SET TASK: Copy out every line containing the word "System".
[Start of THE DATA]
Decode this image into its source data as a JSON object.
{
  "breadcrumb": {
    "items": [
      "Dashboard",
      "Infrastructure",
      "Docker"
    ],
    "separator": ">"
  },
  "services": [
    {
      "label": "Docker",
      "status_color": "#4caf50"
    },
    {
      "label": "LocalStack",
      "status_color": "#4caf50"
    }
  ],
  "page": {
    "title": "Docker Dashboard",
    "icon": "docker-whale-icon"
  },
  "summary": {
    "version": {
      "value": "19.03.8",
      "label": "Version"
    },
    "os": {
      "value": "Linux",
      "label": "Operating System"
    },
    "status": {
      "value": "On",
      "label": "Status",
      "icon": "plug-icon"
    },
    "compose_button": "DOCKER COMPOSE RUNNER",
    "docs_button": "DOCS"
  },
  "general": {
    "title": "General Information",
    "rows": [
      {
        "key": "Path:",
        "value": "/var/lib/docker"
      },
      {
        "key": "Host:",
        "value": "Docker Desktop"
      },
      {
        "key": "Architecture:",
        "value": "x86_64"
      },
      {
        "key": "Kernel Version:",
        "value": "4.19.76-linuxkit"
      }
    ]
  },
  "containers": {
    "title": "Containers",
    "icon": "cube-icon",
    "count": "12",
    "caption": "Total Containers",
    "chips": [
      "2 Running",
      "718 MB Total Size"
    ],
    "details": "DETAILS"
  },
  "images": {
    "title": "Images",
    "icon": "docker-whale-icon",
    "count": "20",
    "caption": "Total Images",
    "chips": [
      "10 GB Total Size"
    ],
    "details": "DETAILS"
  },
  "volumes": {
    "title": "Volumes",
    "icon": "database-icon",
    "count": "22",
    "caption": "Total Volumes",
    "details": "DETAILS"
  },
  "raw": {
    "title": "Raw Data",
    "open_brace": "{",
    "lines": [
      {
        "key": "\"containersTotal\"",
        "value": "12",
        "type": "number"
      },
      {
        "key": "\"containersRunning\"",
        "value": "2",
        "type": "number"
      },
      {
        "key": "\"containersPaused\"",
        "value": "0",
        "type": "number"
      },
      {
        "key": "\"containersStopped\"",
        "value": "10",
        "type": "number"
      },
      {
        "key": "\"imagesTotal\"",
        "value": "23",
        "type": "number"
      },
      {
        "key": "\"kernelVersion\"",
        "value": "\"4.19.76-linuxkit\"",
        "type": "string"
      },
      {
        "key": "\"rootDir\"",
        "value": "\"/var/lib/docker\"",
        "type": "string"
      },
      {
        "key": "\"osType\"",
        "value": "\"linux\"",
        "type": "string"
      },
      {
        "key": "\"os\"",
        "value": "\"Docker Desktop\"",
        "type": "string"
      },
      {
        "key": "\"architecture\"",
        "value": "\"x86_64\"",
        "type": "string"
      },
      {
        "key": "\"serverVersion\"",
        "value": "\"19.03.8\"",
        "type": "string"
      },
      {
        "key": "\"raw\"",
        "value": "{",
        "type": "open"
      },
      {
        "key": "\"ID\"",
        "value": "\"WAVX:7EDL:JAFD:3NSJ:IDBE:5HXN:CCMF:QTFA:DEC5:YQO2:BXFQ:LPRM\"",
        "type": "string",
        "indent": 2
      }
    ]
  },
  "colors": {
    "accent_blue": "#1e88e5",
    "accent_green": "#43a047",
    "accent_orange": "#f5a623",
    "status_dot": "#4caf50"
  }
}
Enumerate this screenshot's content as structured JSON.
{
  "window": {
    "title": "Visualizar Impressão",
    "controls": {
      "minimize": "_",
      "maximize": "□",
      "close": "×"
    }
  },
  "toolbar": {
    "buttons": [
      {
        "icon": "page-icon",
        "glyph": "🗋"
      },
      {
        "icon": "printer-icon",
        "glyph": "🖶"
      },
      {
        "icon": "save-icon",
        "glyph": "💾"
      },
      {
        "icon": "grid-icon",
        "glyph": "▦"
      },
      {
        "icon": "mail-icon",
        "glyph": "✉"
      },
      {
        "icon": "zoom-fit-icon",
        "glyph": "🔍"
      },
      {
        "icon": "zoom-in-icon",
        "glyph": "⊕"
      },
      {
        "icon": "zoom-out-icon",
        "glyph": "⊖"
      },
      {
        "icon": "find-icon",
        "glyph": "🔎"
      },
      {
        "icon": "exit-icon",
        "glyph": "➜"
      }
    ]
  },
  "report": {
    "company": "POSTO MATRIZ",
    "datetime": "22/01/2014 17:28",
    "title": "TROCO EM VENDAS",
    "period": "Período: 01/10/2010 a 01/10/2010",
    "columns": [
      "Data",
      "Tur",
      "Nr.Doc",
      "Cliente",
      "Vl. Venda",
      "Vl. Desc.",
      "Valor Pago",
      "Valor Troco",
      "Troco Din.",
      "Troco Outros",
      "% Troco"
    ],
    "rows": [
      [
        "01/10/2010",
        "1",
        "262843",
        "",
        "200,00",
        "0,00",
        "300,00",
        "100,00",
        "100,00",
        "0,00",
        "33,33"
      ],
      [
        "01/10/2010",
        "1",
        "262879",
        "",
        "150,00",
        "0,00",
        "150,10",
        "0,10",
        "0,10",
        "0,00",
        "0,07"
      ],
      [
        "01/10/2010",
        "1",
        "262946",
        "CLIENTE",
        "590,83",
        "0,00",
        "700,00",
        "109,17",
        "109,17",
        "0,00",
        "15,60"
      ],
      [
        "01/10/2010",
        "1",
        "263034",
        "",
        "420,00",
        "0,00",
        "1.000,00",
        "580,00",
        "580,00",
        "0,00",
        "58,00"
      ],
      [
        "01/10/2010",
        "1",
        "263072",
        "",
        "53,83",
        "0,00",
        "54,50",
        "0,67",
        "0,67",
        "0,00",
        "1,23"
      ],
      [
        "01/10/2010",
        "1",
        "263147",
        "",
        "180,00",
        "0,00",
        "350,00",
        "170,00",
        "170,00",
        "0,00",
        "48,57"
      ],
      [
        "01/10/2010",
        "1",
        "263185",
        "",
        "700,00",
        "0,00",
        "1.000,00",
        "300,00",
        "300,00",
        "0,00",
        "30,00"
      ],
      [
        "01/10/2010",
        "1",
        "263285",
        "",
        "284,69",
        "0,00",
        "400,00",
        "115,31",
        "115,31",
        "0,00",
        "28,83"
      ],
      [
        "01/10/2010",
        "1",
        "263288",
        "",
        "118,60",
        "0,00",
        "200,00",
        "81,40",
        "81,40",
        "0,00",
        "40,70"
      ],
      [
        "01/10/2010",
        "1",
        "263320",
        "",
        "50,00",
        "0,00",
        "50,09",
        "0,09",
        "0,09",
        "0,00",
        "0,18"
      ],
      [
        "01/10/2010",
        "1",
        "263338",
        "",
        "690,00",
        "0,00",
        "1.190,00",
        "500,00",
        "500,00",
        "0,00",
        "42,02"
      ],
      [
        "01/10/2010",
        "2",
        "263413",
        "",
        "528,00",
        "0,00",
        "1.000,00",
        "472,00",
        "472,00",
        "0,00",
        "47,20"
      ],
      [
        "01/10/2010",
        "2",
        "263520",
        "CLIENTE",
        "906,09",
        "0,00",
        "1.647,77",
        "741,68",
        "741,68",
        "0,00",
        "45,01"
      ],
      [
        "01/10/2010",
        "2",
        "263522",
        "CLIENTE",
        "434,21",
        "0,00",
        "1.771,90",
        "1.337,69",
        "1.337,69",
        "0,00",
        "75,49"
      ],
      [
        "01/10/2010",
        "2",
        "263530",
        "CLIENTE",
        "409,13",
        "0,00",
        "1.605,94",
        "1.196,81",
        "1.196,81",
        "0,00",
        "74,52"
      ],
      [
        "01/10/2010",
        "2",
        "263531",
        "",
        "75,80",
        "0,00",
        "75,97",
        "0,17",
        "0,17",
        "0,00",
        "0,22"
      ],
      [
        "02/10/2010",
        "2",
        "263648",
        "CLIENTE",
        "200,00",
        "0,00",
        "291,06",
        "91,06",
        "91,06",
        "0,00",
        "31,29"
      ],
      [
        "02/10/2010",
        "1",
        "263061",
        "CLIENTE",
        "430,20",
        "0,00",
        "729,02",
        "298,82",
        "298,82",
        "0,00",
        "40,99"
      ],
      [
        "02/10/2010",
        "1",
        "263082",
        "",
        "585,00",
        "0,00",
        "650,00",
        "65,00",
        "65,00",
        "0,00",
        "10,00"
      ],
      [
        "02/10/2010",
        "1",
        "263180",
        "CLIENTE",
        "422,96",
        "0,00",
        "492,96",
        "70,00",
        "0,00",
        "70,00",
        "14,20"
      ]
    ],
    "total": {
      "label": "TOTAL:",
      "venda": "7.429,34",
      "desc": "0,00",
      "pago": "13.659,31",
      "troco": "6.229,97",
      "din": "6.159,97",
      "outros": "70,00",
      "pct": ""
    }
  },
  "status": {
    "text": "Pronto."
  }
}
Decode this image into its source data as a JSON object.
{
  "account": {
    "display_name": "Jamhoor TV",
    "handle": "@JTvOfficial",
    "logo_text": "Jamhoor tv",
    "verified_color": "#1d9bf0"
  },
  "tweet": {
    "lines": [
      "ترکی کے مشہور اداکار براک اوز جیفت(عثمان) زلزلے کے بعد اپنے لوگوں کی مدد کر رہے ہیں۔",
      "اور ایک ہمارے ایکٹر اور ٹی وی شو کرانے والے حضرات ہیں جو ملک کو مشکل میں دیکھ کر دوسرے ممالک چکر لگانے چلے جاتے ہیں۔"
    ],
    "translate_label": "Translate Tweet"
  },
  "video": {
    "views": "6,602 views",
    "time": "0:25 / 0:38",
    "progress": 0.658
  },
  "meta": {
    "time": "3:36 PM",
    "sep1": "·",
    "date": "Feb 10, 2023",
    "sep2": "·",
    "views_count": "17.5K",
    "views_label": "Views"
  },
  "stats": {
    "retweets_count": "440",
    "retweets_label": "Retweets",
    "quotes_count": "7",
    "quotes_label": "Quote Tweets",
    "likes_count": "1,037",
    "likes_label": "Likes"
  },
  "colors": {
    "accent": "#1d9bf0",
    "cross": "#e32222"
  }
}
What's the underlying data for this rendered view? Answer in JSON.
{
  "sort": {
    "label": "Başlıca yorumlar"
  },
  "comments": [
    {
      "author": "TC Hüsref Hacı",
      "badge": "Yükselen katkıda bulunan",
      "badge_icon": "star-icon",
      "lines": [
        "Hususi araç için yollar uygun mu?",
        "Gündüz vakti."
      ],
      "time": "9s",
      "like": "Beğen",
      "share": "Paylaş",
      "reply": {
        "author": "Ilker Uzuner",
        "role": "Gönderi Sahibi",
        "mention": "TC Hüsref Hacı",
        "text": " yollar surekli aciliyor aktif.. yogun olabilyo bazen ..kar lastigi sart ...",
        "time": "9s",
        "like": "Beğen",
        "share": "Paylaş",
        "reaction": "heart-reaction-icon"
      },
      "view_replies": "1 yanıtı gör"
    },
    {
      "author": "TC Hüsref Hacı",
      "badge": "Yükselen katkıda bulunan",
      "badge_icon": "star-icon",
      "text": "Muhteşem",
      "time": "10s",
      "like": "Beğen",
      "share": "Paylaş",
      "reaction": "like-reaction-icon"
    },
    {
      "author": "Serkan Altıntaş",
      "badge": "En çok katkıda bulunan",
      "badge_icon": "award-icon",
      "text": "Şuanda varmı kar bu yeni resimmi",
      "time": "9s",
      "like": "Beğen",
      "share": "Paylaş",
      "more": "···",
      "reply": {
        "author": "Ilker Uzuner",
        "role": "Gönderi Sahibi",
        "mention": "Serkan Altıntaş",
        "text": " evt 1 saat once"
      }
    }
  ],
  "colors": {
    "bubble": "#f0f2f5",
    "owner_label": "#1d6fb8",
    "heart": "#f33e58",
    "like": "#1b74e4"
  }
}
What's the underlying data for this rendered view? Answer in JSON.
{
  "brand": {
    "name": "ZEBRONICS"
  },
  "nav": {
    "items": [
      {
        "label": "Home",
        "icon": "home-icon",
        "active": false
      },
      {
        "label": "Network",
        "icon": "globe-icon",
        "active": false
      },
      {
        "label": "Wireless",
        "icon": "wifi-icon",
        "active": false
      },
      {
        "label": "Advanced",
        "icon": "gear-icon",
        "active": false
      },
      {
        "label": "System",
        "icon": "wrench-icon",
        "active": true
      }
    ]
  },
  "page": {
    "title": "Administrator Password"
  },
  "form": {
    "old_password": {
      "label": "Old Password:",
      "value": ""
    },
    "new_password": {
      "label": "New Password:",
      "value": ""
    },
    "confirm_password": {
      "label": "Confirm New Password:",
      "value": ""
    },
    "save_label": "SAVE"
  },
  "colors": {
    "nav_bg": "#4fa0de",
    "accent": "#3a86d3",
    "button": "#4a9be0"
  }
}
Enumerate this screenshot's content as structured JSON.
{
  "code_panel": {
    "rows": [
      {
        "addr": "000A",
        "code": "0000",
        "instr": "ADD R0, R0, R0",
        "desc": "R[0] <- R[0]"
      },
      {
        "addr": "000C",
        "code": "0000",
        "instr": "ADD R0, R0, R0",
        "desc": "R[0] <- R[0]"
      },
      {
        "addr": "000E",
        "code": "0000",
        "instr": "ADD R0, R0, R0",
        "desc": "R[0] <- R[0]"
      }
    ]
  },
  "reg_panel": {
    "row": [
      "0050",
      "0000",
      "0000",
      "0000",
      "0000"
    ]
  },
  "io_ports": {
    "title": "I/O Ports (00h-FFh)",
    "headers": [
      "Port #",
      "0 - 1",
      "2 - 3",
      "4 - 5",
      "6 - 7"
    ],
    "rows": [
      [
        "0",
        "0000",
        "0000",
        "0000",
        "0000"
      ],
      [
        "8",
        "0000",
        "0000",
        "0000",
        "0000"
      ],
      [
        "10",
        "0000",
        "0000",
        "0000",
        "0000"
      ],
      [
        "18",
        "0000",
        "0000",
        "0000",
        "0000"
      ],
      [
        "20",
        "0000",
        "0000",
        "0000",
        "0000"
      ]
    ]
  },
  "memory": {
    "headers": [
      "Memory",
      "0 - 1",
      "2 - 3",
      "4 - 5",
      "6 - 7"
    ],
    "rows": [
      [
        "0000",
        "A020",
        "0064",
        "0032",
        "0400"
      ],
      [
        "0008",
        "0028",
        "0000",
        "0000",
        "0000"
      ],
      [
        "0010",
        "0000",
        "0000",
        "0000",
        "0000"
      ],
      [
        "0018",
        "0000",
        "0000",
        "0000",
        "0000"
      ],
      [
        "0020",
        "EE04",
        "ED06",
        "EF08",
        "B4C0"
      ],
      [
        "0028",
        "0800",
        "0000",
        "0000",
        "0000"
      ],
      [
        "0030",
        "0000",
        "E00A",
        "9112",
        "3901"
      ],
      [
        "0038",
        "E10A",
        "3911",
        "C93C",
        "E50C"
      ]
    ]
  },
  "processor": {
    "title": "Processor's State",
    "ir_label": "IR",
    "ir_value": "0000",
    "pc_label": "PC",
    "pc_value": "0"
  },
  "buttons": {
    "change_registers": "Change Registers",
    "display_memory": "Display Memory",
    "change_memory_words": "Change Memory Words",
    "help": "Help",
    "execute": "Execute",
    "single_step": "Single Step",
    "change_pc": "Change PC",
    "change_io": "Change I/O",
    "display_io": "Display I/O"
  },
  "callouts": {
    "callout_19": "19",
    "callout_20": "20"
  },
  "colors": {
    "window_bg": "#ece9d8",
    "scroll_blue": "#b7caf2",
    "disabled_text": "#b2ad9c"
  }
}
[End of THE DATA]
THE REPLY:
      "label": "Operating System"
        "label": "System",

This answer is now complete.